━━━ SUPPLIED DATA ━━━
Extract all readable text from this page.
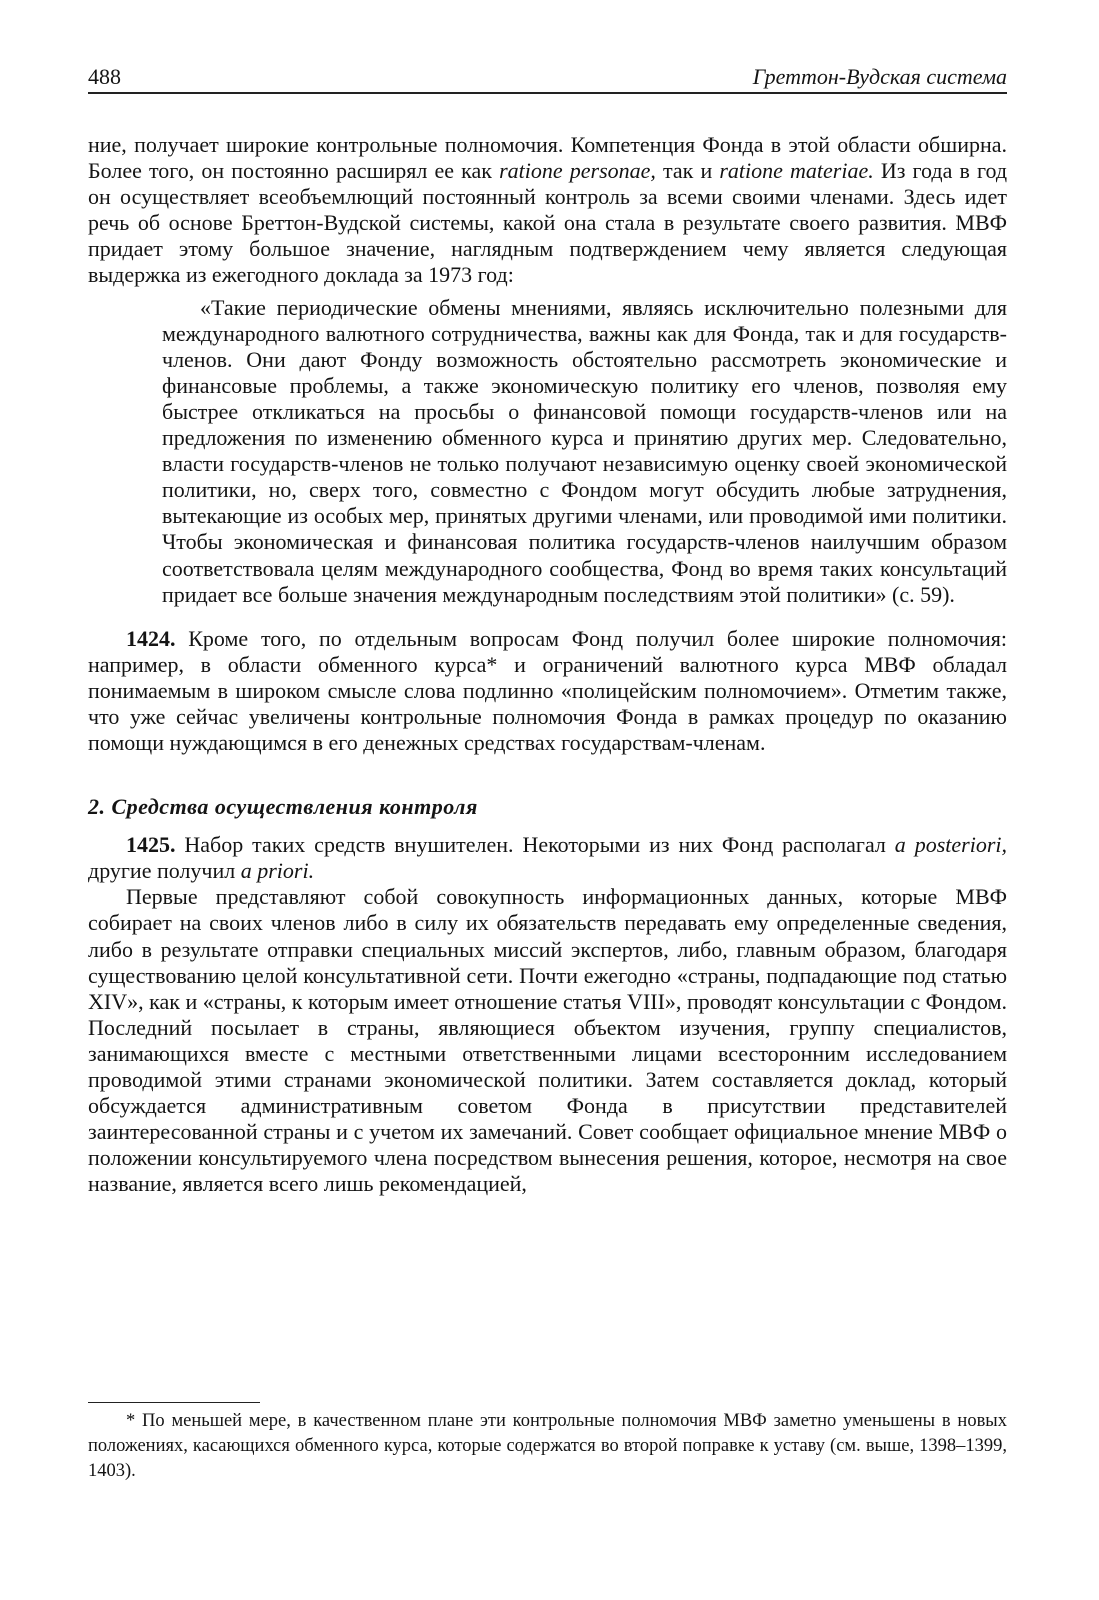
488	Греттон-Вудская система

ние, получает широкие контрольные полномочия. Компетенция Фонда в этой области обширна. Более того, он постоянно расширял ее как ratione personae, так и ratione materiae. Из года в год он осуществляет всеобъемлющий постоянный контроль за всеми своими членами. Здесь идет речь об основе Бреттон-Вудской системы, какой она стала в результате своего развития. МВФ придает этому большое значение, наглядным подтверждением чему является следующая выдержка из ежегодного доклада за 1973 год:

«Такие периодические обмены мнениями, являясь исключительно полезными для международного валютного сотрудничества, важны как для Фонда, так и для государств-членов. Они дают Фонду возможность обстоятельно рассмотреть экономические и финансовые проблемы, а также экономическую политику его членов, позволяя ему быстрее откликаться на просьбы о финансовой помощи государств-членов или на предложения по изменению обменного курса и принятию других мер. Следовательно, власти государств-членов не только получают независимую оценку своей экономической политики, но, сверх того, совместно с Фондом могут обсудить любые затруднения, вытекающие из особых мер, принятых другими членами, или проводимой ими политики. Чтобы экономическая и финансовая политика государств-членов наилучшим образом соответствовала целям международного сообщества, Фонд во время таких консультаций придает все больше значения международным последствиям этой политики» (с. 59).

1424. Кроме того, по отдельным вопросам Фонд получил более широкие полномочия: например, в области обменного курса* и ограничений валютного курса МВФ обладал понимаемым в широком смысле слова подлинно «полицейским полномочием». Отметим также, что уже сейчас увеличены контрольные полномочия Фонда в рамках процедур по оказанию помощи нуждающимся в его денежных средствах государствам-членам.

2. Средства осуществления контроля

1425. Набор таких средств внушителен. Некоторыми из них Фонд располагал a posteriori, другие получил a priori.

Первые представляют собой совокупность информационных данных, которые МВФ собирает на своих членов либо в силу их обязательств передавать ему определенные сведения, либо в результате отправки специальных миссий экспертов, либо, главным образом, благодаря существованию целой консультативной сети. Почти ежегодно «страны, подпадающие под статью XIV», как и «страны, к которым имеет отношение статья VIII», проводят консультации с Фондом. Последний посылает в страны, являющиеся объектом изучения, группу специалистов, занимающихся вместе с местными ответственными лицами всесторонним исследованием проводимой этими странами экономической политики. Затем составляется доклад, который обсуждается административным советом Фонда в присутствии представителей заинтересованной страны и с учетом их замечаний. Совет сообщает официальное мнение МВФ о положении консультируемого члена посредством вынесения решения, которое, несмотря на свое название, является всего лишь рекомендацией,

* По меньшей мере, в качественном плане эти контрольные полномочия МВФ заметно уменьшены в новых положениях, касающихся обменного курса, которые содержатся во второй поправке к уставу (см. выше, 1398–1399, 1403).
━━━
» **WHAT YOU WILL DO**
Look through the entries above and report the number of lines that contain "получил". Write only the number.

» **SOLUTION BELOW**
2